→ Data extract:
◆ ◆ ◆ ◆

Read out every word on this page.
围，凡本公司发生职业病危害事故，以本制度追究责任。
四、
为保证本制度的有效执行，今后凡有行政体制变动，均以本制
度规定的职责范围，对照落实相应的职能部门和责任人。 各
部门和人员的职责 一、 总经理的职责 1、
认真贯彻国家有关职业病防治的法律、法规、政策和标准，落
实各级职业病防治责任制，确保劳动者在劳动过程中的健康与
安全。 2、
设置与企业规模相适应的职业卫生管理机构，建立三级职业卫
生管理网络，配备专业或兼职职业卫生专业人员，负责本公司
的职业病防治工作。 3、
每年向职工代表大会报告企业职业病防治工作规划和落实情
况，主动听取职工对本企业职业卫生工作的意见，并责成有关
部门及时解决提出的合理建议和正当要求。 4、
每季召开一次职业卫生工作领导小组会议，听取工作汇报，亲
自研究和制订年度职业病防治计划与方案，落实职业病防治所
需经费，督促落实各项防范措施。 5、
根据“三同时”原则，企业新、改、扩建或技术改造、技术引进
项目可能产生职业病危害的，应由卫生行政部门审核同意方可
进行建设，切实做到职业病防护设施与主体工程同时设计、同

◆ ◆ ◆ ◆

Retype the material in full. Each word must match.

Read out every word on this page.
围，凡本公司发生职业病危害事故，以本制度追究责任。
四、
为保证本制度的有效执行，今后凡有行政体制变动，均以本制
度规定的职责范围，对照落实相应的职能部门和责任人。 各
部门和人员的职责 一、 总经理的职责 1、
认真贯彻国家有关职业病防治的法律、法规、政策和标准，落
实各级职业病防治责任制，确保劳动者在劳动过程中的健康与
安全。 2、
设置与企业规模相适应的职业卫生管理机构，建立三级职业卫
生管理网络，配备专业或兼职职业卫生专业人员，负责本公司
的职业病防治工作。 3、
每年向职工代表大会报告企业职业病防治工作规划和落实情
况，主动听取职工对本企业职业卫生工作的意见，并责成有关
部门及时解决提出的合理建议和正当要求。 4、
每季召开一次职业卫生工作领导小组会议，听取工作汇报，亲
自研究和制订年度职业病防治计划与方案，落实职业病防治所
需经费，督促落实各项防范措施。 5、
根据“三同时”原则，企业新、改、扩建或技术改造、技术引进
项目可能产生职业病危害的，应由卫生行政部门审核同意方可
进行建设，切实做到职业病防护设施与主体工程同时设计、同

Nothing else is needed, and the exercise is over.